== Information provided ==

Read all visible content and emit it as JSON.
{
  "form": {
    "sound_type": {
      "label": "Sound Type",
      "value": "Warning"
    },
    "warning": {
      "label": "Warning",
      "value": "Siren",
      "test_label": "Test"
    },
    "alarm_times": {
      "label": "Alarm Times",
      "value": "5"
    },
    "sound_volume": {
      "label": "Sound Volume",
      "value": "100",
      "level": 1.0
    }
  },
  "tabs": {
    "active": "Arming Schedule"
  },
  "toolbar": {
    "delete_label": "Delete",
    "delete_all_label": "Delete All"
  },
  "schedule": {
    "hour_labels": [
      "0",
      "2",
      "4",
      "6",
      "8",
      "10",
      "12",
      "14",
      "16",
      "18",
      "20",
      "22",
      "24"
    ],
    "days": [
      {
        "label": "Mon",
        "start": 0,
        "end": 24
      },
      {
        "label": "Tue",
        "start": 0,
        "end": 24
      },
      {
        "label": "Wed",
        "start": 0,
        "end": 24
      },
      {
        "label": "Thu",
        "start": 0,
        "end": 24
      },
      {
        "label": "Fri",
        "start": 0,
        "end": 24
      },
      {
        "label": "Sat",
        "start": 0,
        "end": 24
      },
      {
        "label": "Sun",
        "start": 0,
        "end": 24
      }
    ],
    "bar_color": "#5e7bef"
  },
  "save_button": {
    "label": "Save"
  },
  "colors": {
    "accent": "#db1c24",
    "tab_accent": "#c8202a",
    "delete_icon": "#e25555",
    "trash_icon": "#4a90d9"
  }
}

===

= Task to complete =
Your task is to return the full listing exactly as it was given.

= Completed exercise =
Read all visible content and emit it as JSON.
{
  "form": {
    "sound_type": {
      "label": "Sound Type",
      "value": "Warning"
    },
    "warning": {
      "label": "Warning",
      "value": "Siren",
      "test_label": "Test"
    },
    "alarm_times": {
      "label": "Alarm Times",
      "value": "5"
    },
    "sound_volume": {
      "label": "Sound Volume",
      "value": "100",
      "level": 1.0
    }
  },
  "tabs": {
    "active": "Arming Schedule"
  },
  "toolbar": {
    "delete_label": "Delete",
    "delete_all_label": "Delete All"
  },
  "schedule": {
    "hour_labels": [
      "0",
      "2",
      "4",
      "6",
      "8",
      "10",
      "12",
      "14",
      "16",
      "18",
      "20",
      "22",
      "24"
    ],
    "days": [
      {
        "label": "Mon",
        "start": 0,
        "end": 24
      },
      {
        "label": "Tue",
        "start": 0,
        "end": 24
      },
      {
        "label": "Wed",
        "start": 0,
        "end": 24
      },
      {
        "label": "Thu",
        "start": 0,
        "end": 24
      },
      {
        "label": "Fri",
        "start": 0,
        "end": 24
      },
      {
        "label": "Sat",
        "start": 0,
        "end": 24
      },
      {
        "label": "Sun",
        "start": 0,
        "end": 24
      }
    ],
    "bar_color": "#5e7bef"
  },
  "save_button": {
    "label": "Save"
  },
  "colors": {
    "accent": "#db1c24",
    "tab_accent": "#c8202a",
    "delete_icon": "#e25555",
    "trash_icon": "#4a90d9"
  }
}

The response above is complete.